WHAT TO DO =>
Look through the data for the string "Dynamic". Copy every line where it is found.
________
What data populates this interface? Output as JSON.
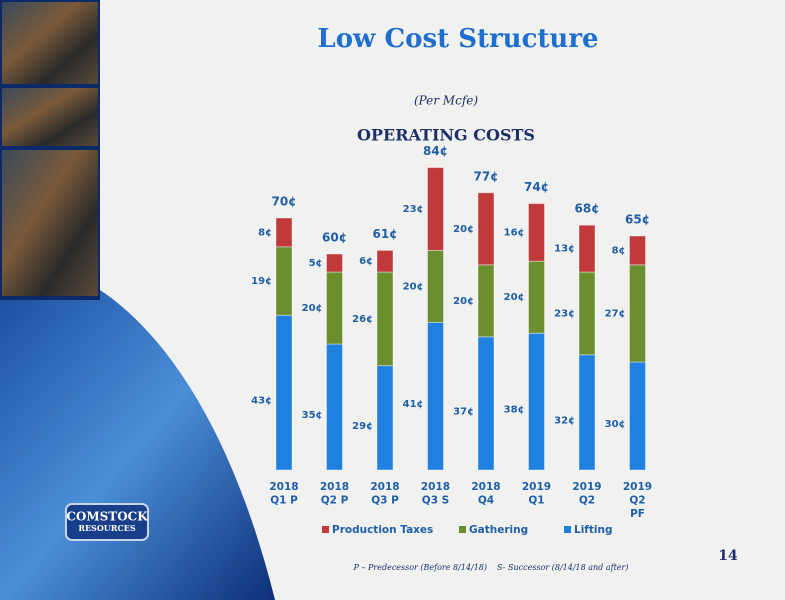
{
  "title": "Low Cost Structure",
  "subtitle": "(Per Mcfe)",
  "logo": [
    "COMSTOCK",
    "RESOURCES"
  ],
  "footnotes": [
    "P – Predecessor (Before 8/14/18)",
    "S- Successor (8/14/18 and after)"
  ],
  "page_number": "14",
  "chart_data": {
    "type": "stacked-bar",
    "title": "OPERATING COSTS",
    "categories": [
      [
        "2018",
        "Q1 P"
      ],
      [
        "2018",
        "Q2 P"
      ],
      [
        "2018",
        "Q3 P"
      ],
      [
        "2018",
        "Q3 S"
      ],
      [
        "2018",
        "Q4"
      ],
      [
        "2019",
        "Q1"
      ],
      [
        "2019",
        "Q2"
      ],
      [
        "2019",
        "Q2",
        "PF"
      ]
    ],
    "series": [
      {
        "name": "Lifting",
        "color": "#1f80e0",
        "values": [
          43,
          35,
          29,
          41,
          37,
          38,
          32,
          30
        ],
        "value_labels": [
          "43¢",
          "35¢",
          "29¢",
          "41¢",
          "37¢",
          "38¢",
          "32¢",
          "30¢"
        ]
      },
      {
        "name": "Gathering",
        "color": "#6b8e2f",
        "values": [
          19,
          20,
          26,
          20,
          20,
          20,
          23,
          27
        ],
        "value_labels": [
          "19¢",
          "20¢",
          "26¢",
          "20¢",
          "20¢",
          "20¢",
          "23¢",
          "27¢"
        ]
      },
      {
        "name": "Production Taxes",
        "color": "#c0393b",
        "values": [
          8,
          5,
          6,
          23,
          20,
          16,
          13,
          8
        ],
        "value_labels": [
          "8¢",
          "5¢",
          "6¢",
          "23¢",
          "20¢",
          "16¢",
          "13¢",
          "8¢"
        ]
      }
    ],
    "totals": [
      70,
      60,
      61,
      84,
      77,
      74,
      68,
      65
    ],
    "total_labels": [
      "70¢",
      "60¢",
      "61¢",
      "84¢",
      "77¢",
      "74¢",
      "68¢",
      "65¢"
    ]
  }
}
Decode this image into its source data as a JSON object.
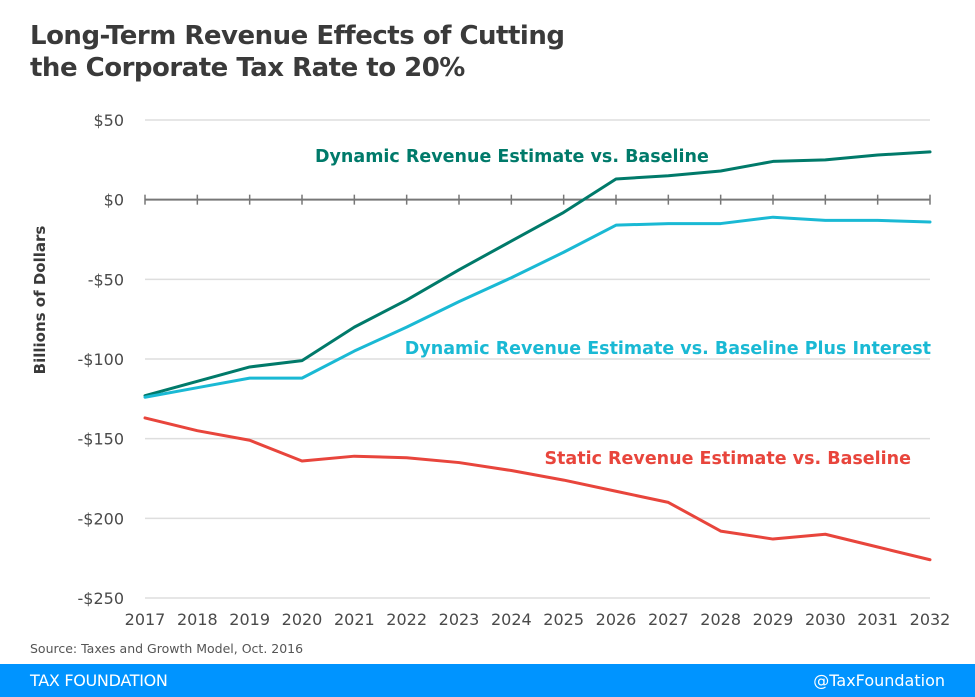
{
  "chart_data": {
    "type": "line",
    "title": "Long-Term Revenue Effects of Cutting the Corporate Tax Rate to 20%",
    "title_lines": [
      "Long-Term Revenue Effects of Cutting",
      "the Corporate Tax Rate to 20%"
    ],
    "xlabel": "",
    "ylabel": "Billions of Dollars",
    "x": [
      2017,
      2018,
      2019,
      2020,
      2021,
      2022,
      2023,
      2024,
      2025,
      2026,
      2027,
      2028,
      2029,
      2030,
      2031,
      2032
    ],
    "x_tick_labels": [
      "2017",
      "2018",
      "2019",
      "2020",
      "2021",
      "2022",
      "2023",
      "2024",
      "2025",
      "2026",
      "2027",
      "2028",
      "2029",
      "2030",
      "2031",
      "2032"
    ],
    "ylim": [
      -250,
      50
    ],
    "y_ticks": [
      50,
      0,
      -50,
      -100,
      -150,
      -200,
      -250
    ],
    "y_tick_labels": [
      "$50",
      "$0",
      "-$50",
      "-$100",
      "-$150",
      "-$200",
      "-$250"
    ],
    "grid": true,
    "legend": "inline-labels",
    "series": [
      {
        "name": "Dynamic Revenue Estimate vs. Baseline",
        "color": "#007a6a",
        "values": [
          -123,
          -114,
          -105,
          -101,
          -80,
          -63,
          -44,
          -26,
          -8,
          13,
          15,
          18,
          24,
          25,
          28,
          30
        ]
      },
      {
        "name": "Dynamic Revenue Estimate vs. Baseline Plus Interest",
        "color": "#1ab9d4",
        "values": [
          -124,
          -118,
          -112,
          -112,
          -95,
          -80,
          -64,
          -49,
          -33,
          -16,
          -15,
          -15,
          -11,
          -13,
          -13,
          -14
        ]
      },
      {
        "name": "Static Revenue Estimate vs. Baseline",
        "color": "#e8453c",
        "values": [
          -137,
          -145,
          -151,
          -164,
          -161,
          -162,
          -165,
          -170,
          -176,
          -183,
          -190,
          -208,
          -213,
          -210,
          -218,
          -226
        ]
      }
    ]
  },
  "source": "Source: Taxes and Growth Model, Oct. 2016",
  "footer": {
    "brand": "TAX FOUNDATION",
    "handle": "@TaxFoundation",
    "color": "#0094ff"
  }
}
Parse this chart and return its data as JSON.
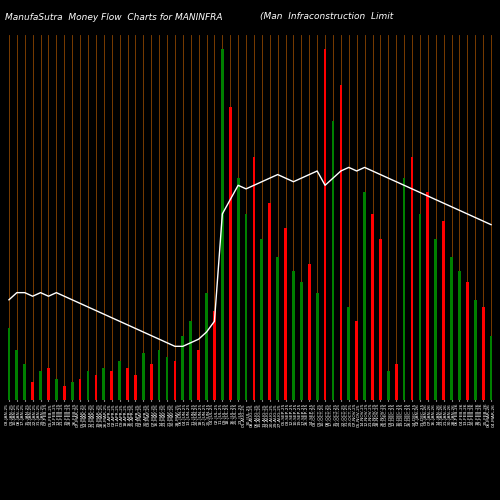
{
  "title_left": "ManufaSutra  Money Flow  Charts for MANINFRA",
  "title_right": "(Man  Infraconstruction  Limit",
  "bg_color": "#000000",
  "bar_colors": [
    "green",
    "green",
    "green",
    "red",
    "green",
    "red",
    "green",
    "red",
    "green",
    "red",
    "green",
    "red",
    "green",
    "red",
    "green",
    "red",
    "red",
    "green",
    "red",
    "green",
    "green",
    "red",
    "green",
    "green",
    "red",
    "green",
    "red",
    "green",
    "red",
    "green",
    "green",
    "red",
    "green",
    "red",
    "green",
    "red",
    "green",
    "green",
    "red",
    "green",
    "red",
    "green",
    "red",
    "green",
    "red",
    "green",
    "red",
    "red",
    "green",
    "red",
    "green",
    "red",
    "green",
    "red",
    "green",
    "red",
    "green",
    "green",
    "red",
    "green",
    "red",
    "green"
  ],
  "bar_heights": [
    20,
    14,
    10,
    5,
    8,
    9,
    6,
    4,
    5,
    6,
    8,
    7,
    9,
    8,
    11,
    9,
    7,
    13,
    10,
    14,
    12,
    11,
    18,
    22,
    14,
    30,
    25,
    98,
    82,
    62,
    52,
    68,
    45,
    55,
    40,
    48,
    36,
    33,
    38,
    30,
    98,
    78,
    88,
    26,
    22,
    58,
    52,
    45,
    8,
    10,
    62,
    68,
    52,
    58,
    45,
    50,
    40,
    36,
    33,
    28,
    26,
    18
  ],
  "line_values": [
    28,
    30,
    30,
    29,
    30,
    29,
    30,
    29,
    28,
    27,
    26,
    25,
    24,
    23,
    22,
    21,
    20,
    19,
    18,
    17,
    16,
    15,
    15,
    16,
    17,
    19,
    22,
    52,
    56,
    60,
    59,
    60,
    61,
    62,
    63,
    62,
    61,
    62,
    63,
    64,
    60,
    62,
    64,
    65,
    64,
    65,
    64,
    63,
    62,
    61,
    60,
    59,
    58,
    57,
    56,
    55,
    54,
    53,
    52,
    51,
    50,
    49
  ],
  "n_bars": 62,
  "line_color": "#ffffff",
  "orange_line_color": "#8B4500",
  "text_color": "#ffffff",
  "title_fontsize": 6.5,
  "tick_fontsize": 3.2
}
________
WRITTEN REPLY =>
        "name": "Dynamic Revenue Estimate vs. Baseline",
        "name": "Dynamic Revenue Estimate vs. Baseline Plus Interest",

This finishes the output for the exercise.